EXERCISE INSTRUCTIONS: Identify all lines below that hold "properties" and collect them.

RECORD EXCERPTS:
- - - -
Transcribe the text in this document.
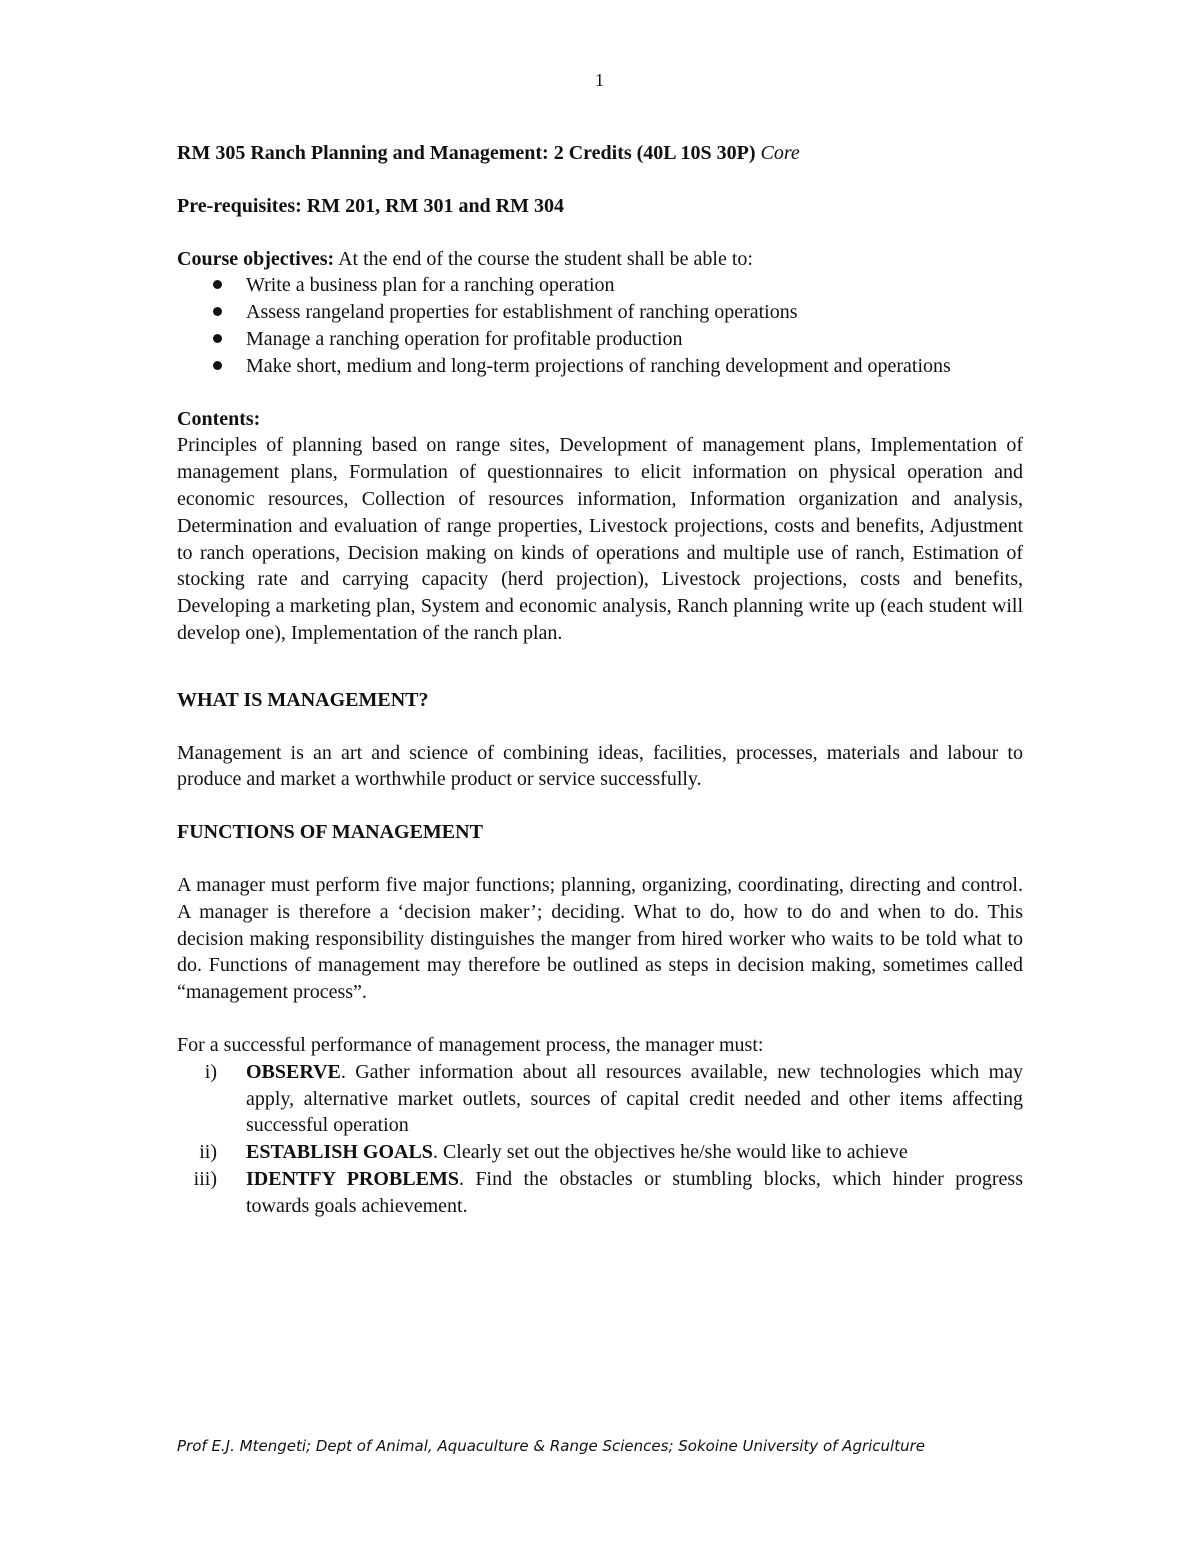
1

RM 305 Ranch Planning and Management: 2 Credits (40L 10S 30P) Core

Pre-requisites: RM 201, RM 301 and RM 304

Course objectives: At the end of the course the student shall be able to:

Write a business plan for a ranching operation
Assess rangeland properties for establishment of ranching operations
Manage a ranching operation for profitable production
Make short, medium and long-term projections of ranching development and operations

Contents:

Principles of planning based on range sites, Development of management plans, Implementation of management plans, Formulation of questionnaires to elicit information on physical operation and economic resources, Collection of resources information, Information organization and analysis, Determination and evaluation of range properties, Livestock projections, costs and benefits, Adjustment to ranch operations, Decision making on kinds of operations and multiple use of ranch, Estimation of stocking rate and carrying capacity (herd projection), Livestock projections, costs and benefits, Developing a marketing plan, System and economic analysis, Ranch planning write up (each student will develop one), Implementation of the ranch plan.

WHAT IS MANAGEMENT?

Management is an art and science of combining ideas, facilities, processes, materials and labour to produce and market a worthwhile product or service successfully.

FUNCTIONS OF MANAGEMENT

A manager must perform five major functions; planning, organizing, coordinating, directing and control. A manager is therefore a ‘decision maker’; deciding. What to do, how to do and when to do. This decision making responsibility distinguishes the manger from hired worker who waits to be told what to do. Functions of management may therefore be outlined as steps in decision making, sometimes called “management process”.

For a successful performance of management process, the manager must:

i) OBSERVE. Gather information about all resources available, new technologies which may apply, alternative market outlets, sources of capital credit needed and other items affecting successful operation
ii) ESTABLISH GOALS. Clearly set out the objectives he/she would like to achieve
iii) IDENTFY PROBLEMS. Find the obstacles or stumbling blocks, which hinder progress towards goals achievement.
Prof E.J. Mtengeti; Dept of Animal, Aquaculture & Range Sciences; Sokoine University of Agriculture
- - - -
TASK RESULT:
Assess rangeland properties for establishment of ranching operations
Principles of planning based on range sites, Development of management plans, Implementation of management plans, Formulation of questionnaires to elicit information on physical operation and economic resources, Collection of resources information, Information organization and analysis, Determination and evaluation of range properties, Livestock projections, costs and benefits, Adjustment to ranch operations, Decision making on kinds of operations and multiple use of ranch, Estimation of stocking rate and carrying capacity (herd projection), Livestock projections, costs and benefits, Developing a marketing plan, System and economic analysis, Ranch planning write up (each student will develop one), Implementation of the ranch plan.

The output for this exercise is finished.